DIRECTIONS FOR THIS TASK
Print the listing below exactly.

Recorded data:
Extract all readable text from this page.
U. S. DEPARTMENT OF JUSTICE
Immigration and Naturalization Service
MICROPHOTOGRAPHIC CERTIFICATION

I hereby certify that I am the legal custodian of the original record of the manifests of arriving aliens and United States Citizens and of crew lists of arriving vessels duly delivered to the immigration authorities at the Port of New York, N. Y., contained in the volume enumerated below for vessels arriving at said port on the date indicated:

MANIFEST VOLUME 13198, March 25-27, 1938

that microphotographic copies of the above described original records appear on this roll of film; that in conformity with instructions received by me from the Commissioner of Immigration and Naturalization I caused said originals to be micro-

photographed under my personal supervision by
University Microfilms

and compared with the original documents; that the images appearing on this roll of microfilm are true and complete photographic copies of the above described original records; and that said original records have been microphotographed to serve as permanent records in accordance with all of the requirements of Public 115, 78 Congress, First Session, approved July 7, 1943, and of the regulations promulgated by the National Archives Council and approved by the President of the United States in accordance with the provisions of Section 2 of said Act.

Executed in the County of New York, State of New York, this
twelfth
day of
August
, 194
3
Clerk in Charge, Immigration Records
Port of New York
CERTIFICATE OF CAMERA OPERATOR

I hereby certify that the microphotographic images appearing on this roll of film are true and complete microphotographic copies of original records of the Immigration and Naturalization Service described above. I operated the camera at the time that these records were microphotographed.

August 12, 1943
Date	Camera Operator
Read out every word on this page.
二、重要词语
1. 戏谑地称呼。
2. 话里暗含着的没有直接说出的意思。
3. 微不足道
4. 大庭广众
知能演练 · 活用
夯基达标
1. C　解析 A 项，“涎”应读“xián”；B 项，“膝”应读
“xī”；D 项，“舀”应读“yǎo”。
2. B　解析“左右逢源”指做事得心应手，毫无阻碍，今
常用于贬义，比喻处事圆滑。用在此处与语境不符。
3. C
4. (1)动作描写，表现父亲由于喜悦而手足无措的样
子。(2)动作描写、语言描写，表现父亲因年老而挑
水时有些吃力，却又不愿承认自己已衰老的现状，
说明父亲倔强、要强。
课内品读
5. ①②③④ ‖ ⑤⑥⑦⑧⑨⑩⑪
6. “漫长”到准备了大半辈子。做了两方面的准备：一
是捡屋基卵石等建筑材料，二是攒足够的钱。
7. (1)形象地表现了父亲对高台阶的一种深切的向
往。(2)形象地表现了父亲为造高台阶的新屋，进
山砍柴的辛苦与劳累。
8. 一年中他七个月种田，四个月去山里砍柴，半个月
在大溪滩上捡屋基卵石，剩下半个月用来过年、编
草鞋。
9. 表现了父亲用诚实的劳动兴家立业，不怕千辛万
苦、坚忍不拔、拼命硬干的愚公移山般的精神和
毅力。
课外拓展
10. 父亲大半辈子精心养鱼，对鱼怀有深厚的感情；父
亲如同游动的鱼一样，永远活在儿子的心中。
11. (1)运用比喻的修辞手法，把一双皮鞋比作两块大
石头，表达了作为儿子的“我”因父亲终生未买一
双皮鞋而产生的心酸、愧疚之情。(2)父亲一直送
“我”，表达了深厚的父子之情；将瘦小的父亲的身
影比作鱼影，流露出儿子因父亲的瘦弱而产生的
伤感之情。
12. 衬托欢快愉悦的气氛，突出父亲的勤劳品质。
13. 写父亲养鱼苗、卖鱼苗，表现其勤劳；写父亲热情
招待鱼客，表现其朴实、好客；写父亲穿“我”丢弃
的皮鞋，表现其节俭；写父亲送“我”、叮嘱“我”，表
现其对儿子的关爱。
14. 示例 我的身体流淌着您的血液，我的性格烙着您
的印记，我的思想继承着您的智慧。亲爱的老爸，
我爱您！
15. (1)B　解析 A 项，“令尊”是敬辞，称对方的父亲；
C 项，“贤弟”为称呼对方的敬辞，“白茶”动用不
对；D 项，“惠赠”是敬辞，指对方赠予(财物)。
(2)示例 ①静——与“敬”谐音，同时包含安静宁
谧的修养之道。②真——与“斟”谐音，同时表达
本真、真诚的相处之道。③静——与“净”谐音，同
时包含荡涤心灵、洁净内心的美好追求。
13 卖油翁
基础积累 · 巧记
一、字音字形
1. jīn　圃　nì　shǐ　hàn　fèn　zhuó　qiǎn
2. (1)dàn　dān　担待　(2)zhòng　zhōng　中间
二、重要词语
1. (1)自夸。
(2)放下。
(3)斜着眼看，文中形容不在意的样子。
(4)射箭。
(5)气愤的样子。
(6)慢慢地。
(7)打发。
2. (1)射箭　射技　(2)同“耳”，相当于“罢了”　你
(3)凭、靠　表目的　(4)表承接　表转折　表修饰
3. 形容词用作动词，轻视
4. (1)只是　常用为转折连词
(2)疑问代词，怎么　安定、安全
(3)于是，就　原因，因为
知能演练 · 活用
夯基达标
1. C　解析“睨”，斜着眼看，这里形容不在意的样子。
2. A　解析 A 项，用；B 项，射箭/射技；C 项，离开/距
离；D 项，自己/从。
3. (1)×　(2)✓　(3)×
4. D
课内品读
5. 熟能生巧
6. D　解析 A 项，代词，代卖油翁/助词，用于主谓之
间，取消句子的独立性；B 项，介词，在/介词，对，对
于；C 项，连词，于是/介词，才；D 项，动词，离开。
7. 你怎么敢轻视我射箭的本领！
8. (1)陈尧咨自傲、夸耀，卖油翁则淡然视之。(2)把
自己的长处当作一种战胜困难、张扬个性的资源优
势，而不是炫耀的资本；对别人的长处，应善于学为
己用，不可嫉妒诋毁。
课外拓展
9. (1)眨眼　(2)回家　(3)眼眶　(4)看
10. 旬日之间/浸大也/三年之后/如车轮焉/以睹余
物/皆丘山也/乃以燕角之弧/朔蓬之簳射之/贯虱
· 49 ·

ANSWER TO THE PROBLEM
Extract all readable text from this page.
U. S. DEPARTMENT OF JUSTICE
Immigration and Naturalization Service
MICROPHOTOGRAPHIC CERTIFICATION

I hereby certify that I am the legal custodian of the original record of the manifests of arriving aliens and United States Citizens and of crew lists of arriving vessels duly delivered to the immigration authorities at the Port of New York, N. Y., contained in the volume enumerated below for vessels arriving at said port on the date indicated:

MANIFEST VOLUME 13198, March 25-27, 1938

that microphotographic copies of the above described original records appear on this roll of film; that in conformity with instructions received by me from the Commissioner of Immigration and Naturalization I caused said originals to be micro-

photographed under my personal supervision by
University Microfilms

and compared with the original documents; that the images appearing on this roll of microfilm are true and complete photographic copies of the above described original records; and that said original records have been microphotographed to serve as permanent records in accordance with all of the requirements of Public 115, 78 Congress, First Session, approved July 7, 1943, and of the regulations promulgated by the National Archives Council and approved by the President of the United States in accordance with the provisions of Section 2 of said Act.

Executed in the County of New York, State of New York, this
twelfth
day of
August
, 194
3
Clerk in Charge, Immigration Records
Port of New York
CERTIFICATE OF CAMERA OPERATOR

I hereby certify that the microphotographic images appearing on this roll of film are true and complete microphotographic copies of original records of the Immigration and Naturalization Service described above. I operated the camera at the time that these records were microphotographed.

August 12, 1943
Date	Camera Operator
Read out every word on this page.
二、重要词语
1. 戏谑地称呼。
2. 话里暗含着的没有直接说出的意思。
3. 微不足道
4. 大庭广众
知能演练 · 活用
夯基达标
1. C　解析 A 项，“涎”应读“xián”；B 项，“膝”应读
“xī”；D 项，“舀”应读“yǎo”。
2. B　解析“左右逢源”指做事得心应手，毫无阻碍，今
常用于贬义，比喻处事圆滑。用在此处与语境不符。
3. C
4. (1)动作描写，表现父亲由于喜悦而手足无措的样
子。(2)动作描写、语言描写，表现父亲因年老而挑
水时有些吃力，却又不愿承认自己已衰老的现状，
说明父亲倔强、要强。
课内品读
5. ①②③④ ‖ ⑤⑥⑦⑧⑨⑩⑪
6. “漫长”到准备了大半辈子。做了两方面的准备：一
是捡屋基卵石等建筑材料，二是攒足够的钱。
7. (1)形象地表现了父亲对高台阶的一种深切的向
往。(2)形象地表现了父亲为造高台阶的新屋，进
山砍柴的辛苦与劳累。
8. 一年中他七个月种田，四个月去山里砍柴，半个月
在大溪滩上捡屋基卵石，剩下半个月用来过年、编
草鞋。
9. 表现了父亲用诚实的劳动兴家立业，不怕千辛万
苦、坚忍不拔、拼命硬干的愚公移山般的精神和
毅力。
课外拓展
10. 父亲大半辈子精心养鱼，对鱼怀有深厚的感情；父
亲如同游动的鱼一样，永远活在儿子的心中。
11. (1)运用比喻的修辞手法，把一双皮鞋比作两块大
石头，表达了作为儿子的“我”因父亲终生未买一
双皮鞋而产生的心酸、愧疚之情。(2)父亲一直送
“我”，表达了深厚的父子之情；将瘦小的父亲的身
影比作鱼影，流露出儿子因父亲的瘦弱而产生的
伤感之情。
12. 衬托欢快愉悦的气氛，突出父亲的勤劳品质。
13. 写父亲养鱼苗、卖鱼苗，表现其勤劳；写父亲热情
招待鱼客，表现其朴实、好客；写父亲穿“我”丢弃
的皮鞋，表现其节俭；写父亲送“我”、叮嘱“我”，表
现其对儿子的关爱。
14. 示例 我的身体流淌着您的血液，我的性格烙着您
的印记，我的思想继承着您的智慧。亲爱的老爸，
我爱您！
15. (1)B　解析 A 项，“令尊”是敬辞，称对方的父亲；
C 项，“贤弟”为称呼对方的敬辞，“白茶”动用不
对；D 项，“惠赠”是敬辞，指对方赠予(财物)。
(2)示例 ①静——与“敬”谐音，同时包含安静宁
谧的修养之道。②真——与“斟”谐音，同时表达
本真、真诚的相处之道。③静——与“净”谐音，同
时包含荡涤心灵、洁净内心的美好追求。
13 卖油翁
基础积累 · 巧记
一、字音字形
1. jīn　圃　nì　shǐ　hàn　fèn　zhuó　qiǎn
2. (1)dàn　dān　担待　(2)zhòng　zhōng　中间
二、重要词语
1. (1)自夸。
(2)放下。
(3)斜着眼看，文中形容不在意的样子。
(4)射箭。
(5)气愤的样子。
(6)慢慢地。
(7)打发。
2. (1)射箭　射技　(2)同“耳”，相当于“罢了”　你
(3)凭、靠　表目的　(4)表承接　表转折　表修饰
3. 形容词用作动词，轻视
4. (1)只是　常用为转折连词
(2)疑问代词，怎么　安定、安全
(3)于是，就　原因，因为
知能演练 · 活用
夯基达标
1. C　解析“睨”，斜着眼看，这里形容不在意的样子。
2. A　解析 A 项，用；B 项，射箭/射技；C 项，离开/距
离；D 项，自己/从。
3. (1)×　(2)✓　(3)×
4. D
课内品读
5. 熟能生巧
6. D　解析 A 项，代词，代卖油翁/助词，用于主谓之
间，取消句子的独立性；B 项，介词，在/介词，对，对
于；C 项，连词，于是/介词，才；D 项，动词，离开。
7. 你怎么敢轻视我射箭的本领！
8. (1)陈尧咨自傲、夸耀，卖油翁则淡然视之。(2)把
自己的长处当作一种战胜困难、张扬个性的资源优
势，而不是炫耀的资本；对别人的长处，应善于学为
己用，不可嫉妒诋毁。
课外拓展
9. (1)眨眼　(2)回家　(3)眼眶　(4)看
10. 旬日之间/浸大也/三年之后/如车轮焉/以睹余
物/皆丘山也/乃以燕角之弧/朔蓬之簳射之/贯虱
· 49 ·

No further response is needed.